### [Extracted text]

Band cups have a softer transition between the body and the rim. The decoration is in the form of a band circling the cup exterior and can frequently be a very elaborate frieze. In the case of this form the rim is coated with a glossy black slip. The interior retains the color of the clay, except for a black dot painted in the center. Variations include Droop cups and Kassel cups. Droop cups have black, concave lips and a high foot. As with classic band cups the rim is left black, but the area below it is decorated with ornaments like leaves, buds, palmettes, dots, nimbuses or animals on the cup exterior. Kassel cups are a small form, squatter than other Little Masters cups, and the entire exterior is decorated. As in the case of Droop cups, primarily ornaments are painted. Famous Little Masters are the potters Phrynos, Sokles, Tleson and Ergoteles, the latter two being sons of the potter Nearchos. Hermogenes invented a Little Master variety of skyphos now known as a Hermogenes skyphos. The Phrynos Painter, Taleides Painter, Xenokles Painter and the Group of Rhodes 12264 should also be mentioned here.

### [Exercise goal]
List the ornaments that the band cups text names as decoration below the black rim on the exterior of Droop cups.

### [Exercise data]
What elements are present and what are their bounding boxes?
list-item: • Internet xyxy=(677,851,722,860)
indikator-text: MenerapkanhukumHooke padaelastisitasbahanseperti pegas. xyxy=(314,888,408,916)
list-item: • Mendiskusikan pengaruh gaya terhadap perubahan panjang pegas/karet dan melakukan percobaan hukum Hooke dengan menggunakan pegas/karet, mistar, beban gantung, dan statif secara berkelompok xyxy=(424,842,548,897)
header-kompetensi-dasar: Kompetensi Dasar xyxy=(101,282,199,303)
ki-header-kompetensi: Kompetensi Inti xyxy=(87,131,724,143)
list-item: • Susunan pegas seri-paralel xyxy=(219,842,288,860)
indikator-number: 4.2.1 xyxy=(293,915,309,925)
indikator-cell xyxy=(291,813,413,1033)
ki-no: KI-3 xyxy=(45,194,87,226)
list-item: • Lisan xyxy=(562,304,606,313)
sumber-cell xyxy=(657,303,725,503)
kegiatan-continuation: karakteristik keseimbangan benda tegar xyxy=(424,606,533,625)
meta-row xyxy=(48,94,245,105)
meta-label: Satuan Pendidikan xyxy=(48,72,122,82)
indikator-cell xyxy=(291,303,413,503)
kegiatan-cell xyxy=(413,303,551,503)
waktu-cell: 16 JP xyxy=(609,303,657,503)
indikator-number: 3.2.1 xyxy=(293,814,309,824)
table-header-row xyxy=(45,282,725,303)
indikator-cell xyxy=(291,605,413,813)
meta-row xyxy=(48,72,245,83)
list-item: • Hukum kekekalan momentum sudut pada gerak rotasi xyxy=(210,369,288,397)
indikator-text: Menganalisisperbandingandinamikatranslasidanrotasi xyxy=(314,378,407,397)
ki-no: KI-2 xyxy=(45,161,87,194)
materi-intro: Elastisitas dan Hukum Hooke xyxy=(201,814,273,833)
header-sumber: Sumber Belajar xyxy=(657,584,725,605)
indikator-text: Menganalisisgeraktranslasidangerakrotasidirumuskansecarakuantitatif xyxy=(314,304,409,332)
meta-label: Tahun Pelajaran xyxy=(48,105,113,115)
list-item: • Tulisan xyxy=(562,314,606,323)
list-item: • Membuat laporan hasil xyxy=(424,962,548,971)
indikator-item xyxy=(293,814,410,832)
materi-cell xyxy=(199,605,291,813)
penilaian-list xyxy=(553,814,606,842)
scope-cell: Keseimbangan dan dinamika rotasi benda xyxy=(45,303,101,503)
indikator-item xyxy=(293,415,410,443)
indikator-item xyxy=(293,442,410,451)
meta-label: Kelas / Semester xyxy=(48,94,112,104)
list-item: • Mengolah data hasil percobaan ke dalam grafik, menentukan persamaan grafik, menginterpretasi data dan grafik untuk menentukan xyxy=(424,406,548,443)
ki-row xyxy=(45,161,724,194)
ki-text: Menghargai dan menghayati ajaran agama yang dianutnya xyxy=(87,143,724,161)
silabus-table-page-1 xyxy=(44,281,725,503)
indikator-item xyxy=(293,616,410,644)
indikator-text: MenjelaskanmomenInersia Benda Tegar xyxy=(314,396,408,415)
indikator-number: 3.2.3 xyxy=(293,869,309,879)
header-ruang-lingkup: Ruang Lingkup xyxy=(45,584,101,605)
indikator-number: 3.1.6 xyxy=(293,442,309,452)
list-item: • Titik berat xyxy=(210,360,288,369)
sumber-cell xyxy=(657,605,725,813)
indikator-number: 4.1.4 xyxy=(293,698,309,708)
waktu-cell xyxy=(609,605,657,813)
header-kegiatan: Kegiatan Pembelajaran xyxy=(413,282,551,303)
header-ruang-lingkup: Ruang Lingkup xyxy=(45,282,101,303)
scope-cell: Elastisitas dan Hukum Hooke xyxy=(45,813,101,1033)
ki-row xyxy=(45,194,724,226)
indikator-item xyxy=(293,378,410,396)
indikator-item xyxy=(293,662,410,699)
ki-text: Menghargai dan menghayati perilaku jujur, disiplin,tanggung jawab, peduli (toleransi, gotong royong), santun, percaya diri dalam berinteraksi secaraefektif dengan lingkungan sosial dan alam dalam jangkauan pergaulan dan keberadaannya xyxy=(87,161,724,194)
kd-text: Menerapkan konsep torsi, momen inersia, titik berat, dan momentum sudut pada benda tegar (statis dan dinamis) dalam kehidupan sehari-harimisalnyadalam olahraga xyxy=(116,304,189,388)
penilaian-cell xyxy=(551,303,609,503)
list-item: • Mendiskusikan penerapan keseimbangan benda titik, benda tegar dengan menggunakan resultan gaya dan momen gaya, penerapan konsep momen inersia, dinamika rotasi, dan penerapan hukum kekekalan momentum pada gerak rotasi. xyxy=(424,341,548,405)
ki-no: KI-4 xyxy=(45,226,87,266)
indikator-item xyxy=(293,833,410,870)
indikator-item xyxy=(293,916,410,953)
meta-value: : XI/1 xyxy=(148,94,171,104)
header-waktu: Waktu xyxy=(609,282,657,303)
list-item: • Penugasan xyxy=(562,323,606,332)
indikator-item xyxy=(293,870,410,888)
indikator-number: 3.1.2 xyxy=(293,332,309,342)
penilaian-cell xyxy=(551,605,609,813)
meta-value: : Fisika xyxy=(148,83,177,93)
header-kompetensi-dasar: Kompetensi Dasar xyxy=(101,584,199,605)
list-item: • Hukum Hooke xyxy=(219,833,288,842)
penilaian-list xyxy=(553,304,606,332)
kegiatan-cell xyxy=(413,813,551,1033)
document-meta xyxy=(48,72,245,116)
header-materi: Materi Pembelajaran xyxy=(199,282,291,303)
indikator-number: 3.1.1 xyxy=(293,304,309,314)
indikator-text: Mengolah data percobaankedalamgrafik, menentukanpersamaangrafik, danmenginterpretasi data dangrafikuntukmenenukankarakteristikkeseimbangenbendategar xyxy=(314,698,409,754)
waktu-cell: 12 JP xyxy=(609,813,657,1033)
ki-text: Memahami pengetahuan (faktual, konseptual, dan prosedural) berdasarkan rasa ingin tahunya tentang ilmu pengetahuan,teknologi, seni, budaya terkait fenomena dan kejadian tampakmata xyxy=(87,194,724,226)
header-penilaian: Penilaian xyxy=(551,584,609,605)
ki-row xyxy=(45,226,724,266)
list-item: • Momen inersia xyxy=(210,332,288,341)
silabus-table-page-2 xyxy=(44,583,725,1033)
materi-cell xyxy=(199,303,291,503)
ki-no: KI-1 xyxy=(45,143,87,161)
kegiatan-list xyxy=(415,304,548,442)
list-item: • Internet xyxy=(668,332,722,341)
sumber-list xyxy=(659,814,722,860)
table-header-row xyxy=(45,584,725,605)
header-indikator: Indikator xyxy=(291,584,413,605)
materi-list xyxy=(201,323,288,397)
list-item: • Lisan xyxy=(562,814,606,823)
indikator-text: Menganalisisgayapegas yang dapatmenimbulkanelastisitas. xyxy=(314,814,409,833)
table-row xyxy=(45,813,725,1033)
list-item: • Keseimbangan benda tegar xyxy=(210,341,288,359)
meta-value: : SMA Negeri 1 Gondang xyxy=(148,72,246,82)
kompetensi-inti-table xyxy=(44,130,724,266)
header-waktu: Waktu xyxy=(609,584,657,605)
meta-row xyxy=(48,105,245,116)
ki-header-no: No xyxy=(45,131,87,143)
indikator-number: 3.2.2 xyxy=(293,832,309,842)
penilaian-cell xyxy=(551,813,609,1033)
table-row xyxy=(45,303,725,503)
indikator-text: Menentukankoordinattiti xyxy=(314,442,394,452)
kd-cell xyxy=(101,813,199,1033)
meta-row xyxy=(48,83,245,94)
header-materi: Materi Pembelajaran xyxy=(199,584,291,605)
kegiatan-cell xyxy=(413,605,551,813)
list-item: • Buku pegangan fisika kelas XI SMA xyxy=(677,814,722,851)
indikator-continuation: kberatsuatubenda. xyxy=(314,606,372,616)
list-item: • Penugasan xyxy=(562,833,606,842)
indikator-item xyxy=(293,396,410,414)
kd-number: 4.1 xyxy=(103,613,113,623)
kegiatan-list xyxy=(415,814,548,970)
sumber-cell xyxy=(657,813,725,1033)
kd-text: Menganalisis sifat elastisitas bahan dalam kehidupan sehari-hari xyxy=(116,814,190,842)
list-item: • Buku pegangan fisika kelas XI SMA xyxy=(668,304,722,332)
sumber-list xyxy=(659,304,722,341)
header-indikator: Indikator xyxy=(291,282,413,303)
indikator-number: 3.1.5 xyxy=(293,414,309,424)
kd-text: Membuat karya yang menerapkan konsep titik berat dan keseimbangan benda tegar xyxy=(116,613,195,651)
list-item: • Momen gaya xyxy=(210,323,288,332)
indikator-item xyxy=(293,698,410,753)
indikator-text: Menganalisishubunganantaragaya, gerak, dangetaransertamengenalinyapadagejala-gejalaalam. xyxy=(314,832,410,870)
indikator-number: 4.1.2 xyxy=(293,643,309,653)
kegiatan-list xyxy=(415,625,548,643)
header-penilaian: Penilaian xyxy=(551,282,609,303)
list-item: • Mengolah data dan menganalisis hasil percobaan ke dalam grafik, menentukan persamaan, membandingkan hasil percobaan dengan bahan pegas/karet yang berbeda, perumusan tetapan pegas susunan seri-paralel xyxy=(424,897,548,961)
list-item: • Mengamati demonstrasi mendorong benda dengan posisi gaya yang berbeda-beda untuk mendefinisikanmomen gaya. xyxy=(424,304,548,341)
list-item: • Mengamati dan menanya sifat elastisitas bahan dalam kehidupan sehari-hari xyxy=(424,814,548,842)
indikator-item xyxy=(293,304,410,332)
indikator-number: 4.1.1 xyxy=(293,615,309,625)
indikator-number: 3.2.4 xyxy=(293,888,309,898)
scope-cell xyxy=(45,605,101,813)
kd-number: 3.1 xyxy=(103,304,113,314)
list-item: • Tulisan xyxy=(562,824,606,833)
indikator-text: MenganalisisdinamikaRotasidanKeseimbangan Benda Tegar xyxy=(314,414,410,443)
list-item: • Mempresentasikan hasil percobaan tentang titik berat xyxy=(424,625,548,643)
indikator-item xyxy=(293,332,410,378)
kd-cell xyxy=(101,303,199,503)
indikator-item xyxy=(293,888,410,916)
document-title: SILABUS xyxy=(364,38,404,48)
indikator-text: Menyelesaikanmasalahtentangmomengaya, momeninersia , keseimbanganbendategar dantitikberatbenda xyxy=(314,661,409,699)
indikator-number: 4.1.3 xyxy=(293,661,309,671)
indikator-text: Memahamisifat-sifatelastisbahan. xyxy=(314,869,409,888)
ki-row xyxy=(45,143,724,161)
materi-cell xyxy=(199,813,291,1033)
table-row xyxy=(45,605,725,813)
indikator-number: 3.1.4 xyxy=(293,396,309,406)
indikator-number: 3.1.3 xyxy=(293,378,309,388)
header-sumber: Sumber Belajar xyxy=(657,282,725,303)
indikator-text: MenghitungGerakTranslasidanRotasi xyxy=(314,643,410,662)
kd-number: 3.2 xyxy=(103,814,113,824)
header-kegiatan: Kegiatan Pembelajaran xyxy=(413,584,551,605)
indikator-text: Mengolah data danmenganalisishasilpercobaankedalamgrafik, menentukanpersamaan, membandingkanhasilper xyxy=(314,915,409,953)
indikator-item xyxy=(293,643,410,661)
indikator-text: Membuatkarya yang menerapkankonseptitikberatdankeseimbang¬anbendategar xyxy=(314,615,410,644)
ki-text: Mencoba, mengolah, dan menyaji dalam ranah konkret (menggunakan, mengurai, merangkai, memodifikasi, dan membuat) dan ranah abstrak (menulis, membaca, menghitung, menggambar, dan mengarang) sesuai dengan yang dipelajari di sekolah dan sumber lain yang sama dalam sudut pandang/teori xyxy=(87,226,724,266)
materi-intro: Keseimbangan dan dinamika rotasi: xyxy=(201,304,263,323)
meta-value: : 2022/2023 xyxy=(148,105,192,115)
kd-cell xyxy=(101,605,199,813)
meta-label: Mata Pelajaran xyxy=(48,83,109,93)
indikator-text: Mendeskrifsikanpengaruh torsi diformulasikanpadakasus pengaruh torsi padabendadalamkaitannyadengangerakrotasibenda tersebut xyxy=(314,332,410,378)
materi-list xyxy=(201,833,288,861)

### [Solution below]
Leaves, buds, palmettes, dots, nimbuses, animals